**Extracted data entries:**
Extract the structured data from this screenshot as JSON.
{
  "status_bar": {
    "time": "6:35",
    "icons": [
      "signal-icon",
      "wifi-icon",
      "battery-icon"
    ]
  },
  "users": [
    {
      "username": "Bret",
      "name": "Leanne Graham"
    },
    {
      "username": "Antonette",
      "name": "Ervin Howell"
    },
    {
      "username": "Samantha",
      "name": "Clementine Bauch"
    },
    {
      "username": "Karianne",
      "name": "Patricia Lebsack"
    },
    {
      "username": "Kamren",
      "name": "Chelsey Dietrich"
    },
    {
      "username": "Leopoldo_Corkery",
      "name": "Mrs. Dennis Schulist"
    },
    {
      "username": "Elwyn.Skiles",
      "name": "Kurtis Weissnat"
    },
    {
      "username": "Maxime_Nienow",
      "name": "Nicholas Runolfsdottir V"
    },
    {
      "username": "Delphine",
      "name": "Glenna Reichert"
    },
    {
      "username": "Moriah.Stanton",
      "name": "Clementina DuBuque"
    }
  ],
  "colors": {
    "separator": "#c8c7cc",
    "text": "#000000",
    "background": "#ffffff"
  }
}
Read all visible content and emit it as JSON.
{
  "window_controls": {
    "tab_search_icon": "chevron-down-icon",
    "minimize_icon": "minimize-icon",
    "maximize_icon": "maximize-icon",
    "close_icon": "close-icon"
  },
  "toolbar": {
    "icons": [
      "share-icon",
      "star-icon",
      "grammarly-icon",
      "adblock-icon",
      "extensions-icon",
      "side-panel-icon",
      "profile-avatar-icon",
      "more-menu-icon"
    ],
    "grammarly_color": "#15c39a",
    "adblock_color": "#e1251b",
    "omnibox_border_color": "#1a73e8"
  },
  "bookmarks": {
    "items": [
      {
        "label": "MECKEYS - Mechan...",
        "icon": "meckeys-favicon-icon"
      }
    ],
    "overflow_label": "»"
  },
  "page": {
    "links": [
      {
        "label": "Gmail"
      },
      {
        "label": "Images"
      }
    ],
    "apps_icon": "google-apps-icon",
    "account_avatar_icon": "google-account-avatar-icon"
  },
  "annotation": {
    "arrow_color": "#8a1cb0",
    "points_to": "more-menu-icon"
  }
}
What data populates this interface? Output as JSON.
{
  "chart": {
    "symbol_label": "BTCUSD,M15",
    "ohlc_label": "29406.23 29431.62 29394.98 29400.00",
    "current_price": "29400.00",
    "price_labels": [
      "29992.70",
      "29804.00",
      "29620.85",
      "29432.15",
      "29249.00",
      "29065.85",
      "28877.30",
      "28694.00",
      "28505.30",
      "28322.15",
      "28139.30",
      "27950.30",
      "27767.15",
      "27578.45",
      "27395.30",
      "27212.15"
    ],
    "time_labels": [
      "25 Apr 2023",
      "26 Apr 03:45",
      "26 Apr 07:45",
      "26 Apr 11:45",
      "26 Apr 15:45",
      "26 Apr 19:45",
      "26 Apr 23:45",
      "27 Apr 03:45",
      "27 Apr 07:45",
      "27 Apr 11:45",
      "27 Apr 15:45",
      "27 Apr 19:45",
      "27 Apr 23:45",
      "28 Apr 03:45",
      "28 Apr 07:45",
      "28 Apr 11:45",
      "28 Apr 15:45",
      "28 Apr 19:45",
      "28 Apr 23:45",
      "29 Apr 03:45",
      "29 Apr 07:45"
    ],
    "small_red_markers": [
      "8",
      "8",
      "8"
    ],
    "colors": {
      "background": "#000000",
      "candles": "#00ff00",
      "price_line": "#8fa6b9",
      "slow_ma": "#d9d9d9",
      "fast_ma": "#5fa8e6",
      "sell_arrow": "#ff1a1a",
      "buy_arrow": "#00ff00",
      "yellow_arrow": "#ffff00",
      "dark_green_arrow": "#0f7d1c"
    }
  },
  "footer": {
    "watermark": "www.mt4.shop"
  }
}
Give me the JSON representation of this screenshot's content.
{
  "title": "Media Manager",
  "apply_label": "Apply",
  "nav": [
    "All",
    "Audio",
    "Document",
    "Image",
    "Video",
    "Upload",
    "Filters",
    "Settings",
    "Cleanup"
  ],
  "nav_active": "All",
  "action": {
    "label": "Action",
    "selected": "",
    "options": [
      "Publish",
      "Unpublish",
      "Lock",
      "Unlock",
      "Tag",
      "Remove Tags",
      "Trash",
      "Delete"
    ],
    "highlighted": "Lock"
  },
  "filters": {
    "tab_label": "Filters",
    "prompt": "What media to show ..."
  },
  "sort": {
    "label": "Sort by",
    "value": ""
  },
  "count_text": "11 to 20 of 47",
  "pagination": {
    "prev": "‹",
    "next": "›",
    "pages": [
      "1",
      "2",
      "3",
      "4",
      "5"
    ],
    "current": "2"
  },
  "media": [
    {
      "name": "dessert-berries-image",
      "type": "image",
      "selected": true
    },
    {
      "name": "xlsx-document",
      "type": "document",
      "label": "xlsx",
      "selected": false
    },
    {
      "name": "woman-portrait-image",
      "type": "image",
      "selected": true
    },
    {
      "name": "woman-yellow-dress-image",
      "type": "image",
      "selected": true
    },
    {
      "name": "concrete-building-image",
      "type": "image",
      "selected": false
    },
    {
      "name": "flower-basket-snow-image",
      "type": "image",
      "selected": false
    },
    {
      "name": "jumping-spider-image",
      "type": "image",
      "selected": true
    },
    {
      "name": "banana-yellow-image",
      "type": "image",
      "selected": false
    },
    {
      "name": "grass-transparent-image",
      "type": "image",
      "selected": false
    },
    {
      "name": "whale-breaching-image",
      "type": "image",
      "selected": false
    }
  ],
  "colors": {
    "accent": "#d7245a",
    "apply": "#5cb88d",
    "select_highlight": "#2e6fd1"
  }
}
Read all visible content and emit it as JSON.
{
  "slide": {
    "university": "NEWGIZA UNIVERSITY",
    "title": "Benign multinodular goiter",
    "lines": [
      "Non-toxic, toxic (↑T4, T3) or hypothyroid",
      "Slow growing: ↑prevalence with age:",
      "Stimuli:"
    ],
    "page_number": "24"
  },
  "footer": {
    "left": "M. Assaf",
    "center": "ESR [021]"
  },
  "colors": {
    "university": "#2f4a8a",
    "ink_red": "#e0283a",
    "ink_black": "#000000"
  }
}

**Exercise brief:** Transcribe the material exactly as it reads.

**Response for this exercise:**
Extract the structured data from this screenshot as JSON.
{
  "status_bar": {
    "time": "6:35",
    "icons": [
      "signal-icon",
      "wifi-icon",
      "battery-icon"
    ]
  },
  "users": [
    {
      "username": "Bret",
      "name": "Leanne Graham"
    },
    {
      "username": "Antonette",
      "name": "Ervin Howell"
    },
    {
      "username": "Samantha",
      "name": "Clementine Bauch"
    },
    {
      "username": "Karianne",
      "name": "Patricia Lebsack"
    },
    {
      "username": "Kamren",
      "name": "Chelsey Dietrich"
    },
    {
      "username": "Leopoldo_Corkery",
      "name": "Mrs. Dennis Schulist"
    },
    {
      "username": "Elwyn.Skiles",
      "name": "Kurtis Weissnat"
    },
    {
      "username": "Maxime_Nienow",
      "name": "Nicholas Runolfsdottir V"
    },
    {
      "username": "Delphine",
      "name": "Glenna Reichert"
    },
    {
      "username": "Moriah.Stanton",
      "name": "Clementina DuBuque"
    }
  ],
  "colors": {
    "separator": "#c8c7cc",
    "text": "#000000",
    "background": "#ffffff"
  }
}
Read all visible content and emit it as JSON.
{
  "window_controls": {
    "tab_search_icon": "chevron-down-icon",
    "minimize_icon": "minimize-icon",
    "maximize_icon": "maximize-icon",
    "close_icon": "close-icon"
  },
  "toolbar": {
    "icons": [
      "share-icon",
      "star-icon",
      "grammarly-icon",
      "adblock-icon",
      "extensions-icon",
      "side-panel-icon",
      "profile-avatar-icon",
      "more-menu-icon"
    ],
    "grammarly_color": "#15c39a",
    "adblock_color": "#e1251b",
    "omnibox_border_color": "#1a73e8"
  },
  "bookmarks": {
    "items": [
      {
        "label": "MECKEYS - Mechan...",
        "icon": "meckeys-favicon-icon"
      }
    ],
    "overflow_label": "»"
  },
  "page": {
    "links": [
      {
        "label": "Gmail"
      },
      {
        "label": "Images"
      }
    ],
    "apps_icon": "google-apps-icon",
    "account_avatar_icon": "google-account-avatar-icon"
  },
  "annotation": {
    "arrow_color": "#8a1cb0",
    "points_to": "more-menu-icon"
  }
}
What data populates this interface? Output as JSON.
{
  "chart": {
    "symbol_label": "BTCUSD,M15",
    "ohlc_label": "29406.23 29431.62 29394.98 29400.00",
    "current_price": "29400.00",
    "price_labels": [
      "29992.70",
      "29804.00",
      "29620.85",
      "29432.15",
      "29249.00",
      "29065.85",
      "28877.30",
      "28694.00",
      "28505.30",
      "28322.15",
      "28139.30",
      "27950.30",
      "27767.15",
      "27578.45",
      "27395.30",
      "27212.15"
    ],
    "time_labels": [
      "25 Apr 2023",
      "26 Apr 03:45",
      "26 Apr 07:45",
      "26 Apr 11:45",
      "26 Apr 15:45",
      "26 Apr 19:45",
      "26 Apr 23:45",
      "27 Apr 03:45",
      "27 Apr 07:45",
      "27 Apr 11:45",
      "27 Apr 15:45",
      "27 Apr 19:45",
      "27 Apr 23:45",
      "28 Apr 03:45",
      "28 Apr 07:45",
      "28 Apr 11:45",
      "28 Apr 15:45",
      "28 Apr 19:45",
      "28 Apr 23:45",
      "29 Apr 03:45",
      "29 Apr 07:45"
    ],
    "small_red_markers": [
      "8",
      "8",
      "8"
    ],
    "colors": {
      "background": "#000000",
      "candles": "#00ff00",
      "price_line": "#8fa6b9",
      "slow_ma": "#d9d9d9",
      "fast_ma": "#5fa8e6",
      "sell_arrow": "#ff1a1a",
      "buy_arrow": "#00ff00",
      "yellow_arrow": "#ffff00",
      "dark_green_arrow": "#0f7d1c"
    }
  },
  "footer": {
    "watermark": "www.mt4.shop"
  }
}
Give me the JSON representation of this screenshot's content.
{
  "title": "Media Manager",
  "apply_label": "Apply",
  "nav": [
    "All",
    "Audio",
    "Document",
    "Image",
    "Video",
    "Upload",
    "Filters",
    "Settings",
    "Cleanup"
  ],
  "nav_active": "All",
  "action": {
    "label": "Action",
    "selected": "",
    "options": [
      "Publish",
      "Unpublish",
      "Lock",
      "Unlock",
      "Tag",
      "Remove Tags",
      "Trash",
      "Delete"
    ],
    "highlighted": "Lock"
  },
  "filters": {
    "tab_label": "Filters",
    "prompt": "What media to show ..."
  },
  "sort": {
    "label": "Sort by",
    "value": ""
  },
  "count_text": "11 to 20 of 47",
  "pagination": {
    "prev": "‹",
    "next": "›",
    "pages": [
      "1",
      "2",
      "3",
      "4",
      "5"
    ],
    "current": "2"
  },
  "media": [
    {
      "name": "dessert-berries-image",
      "type": "image",
      "selected": true
    },
    {
      "name": "xlsx-document",
      "type": "document",
      "label": "xlsx",
      "selected": false
    },
    {
      "name": "woman-portrait-image",
      "type": "image",
      "selected": true
    },
    {
      "name": "woman-yellow-dress-image",
      "type": "image",
      "selected": true
    },
    {
      "name": "concrete-building-image",
      "type": "image",
      "selected": false
    },
    {
      "name": "flower-basket-snow-image",
      "type": "image",
      "selected": false
    },
    {
      "name": "jumping-spider-image",
      "type": "image",
      "selected": true
    },
    {
      "name": "banana-yellow-image",
      "type": "image",
      "selected": false
    },
    {
      "name": "grass-transparent-image",
      "type": "image",
      "selected": false
    },
    {
      "name": "whale-breaching-image",
      "type": "image",
      "selected": false
    }
  ],
  "colors": {
    "accent": "#d7245a",
    "apply": "#5cb88d",
    "select_highlight": "#2e6fd1"
  }
}
Read all visible content and emit it as JSON.
{
  "slide": {
    "university": "NEWGIZA UNIVERSITY",
    "title": "Benign multinodular goiter",
    "lines": [
      "Non-toxic, toxic (↑T4, T3) or hypothyroid",
      "Slow growing: ↑prevalence with age:",
      "Stimuli:"
    ],
    "page_number": "24"
  },
  "footer": {
    "left": "M. Assaf",
    "center": "ESR [021]"
  },
  "colors": {
    "university": "#2f4a8a",
    "ink_red": "#e0283a",
    "ink_black": "#000000"
  }
}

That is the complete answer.